WORK TO DO
Every line below should be copied exactly; drop the pictures.

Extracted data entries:
'''
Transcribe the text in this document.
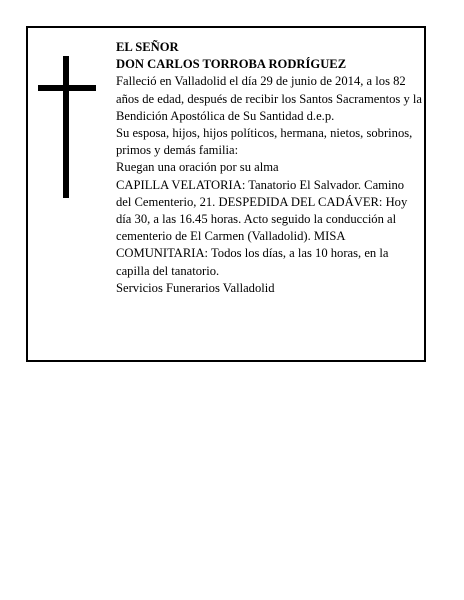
EL SEÑOR

DON CARLOS TORROBA RODRÍGUEZ

Falleció en Valladolid el día 29 de junio de 2014, a los 82 años de edad, después de recibir los Santos Sacramentos y la Bendición Apostólica de Su Santidad d.e.p.

Su esposa, hijos, hijos políticos, hermana, nietos, sobrinos, primos y demás familia:

Ruegan una oración por su alma

CAPILLA VELATORIA: Tanatorio El Salvador. Camino del Cementerio, 21. DESPEDIDA DEL CADÁVER: Hoy día 30, a las 16.45 horas. Acto seguido la conducción al cementerio de El Carmen (Valladolid). MISA COMUNITARIA: Todos los días, a las 10 horas, en la capilla del tanatorio.

Servicios Funerarios Valladolid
'''
RESULT OF THIS EXERCISE
Transcribe the text in this document.
EL SEÑOR

DON CARLOS TORROBA RODRÍGUEZ

Falleció en Valladolid el día 29 de junio de 2014, a los 82 años de edad, después de recibir los Santos Sacramentos y la Bendición Apostólica de Su Santidad d.e.p.

Su esposa, hijos, hijos políticos, hermana, nietos, sobrinos, primos y demás familia:

Ruegan una oración por su alma

CAPILLA VELATORIA: Tanatorio El Salvador. Camino del Cementerio, 21. DESPEDIDA DEL CADÁVER: Hoy día 30, a las 16.45 horas. Acto seguido la conducción al cementerio de El Carmen (Valladolid). MISA COMUNITARIA: Todos los días, a las 10 horas, en la capilla del tanatorio.

Servicios Funerarios Valladolid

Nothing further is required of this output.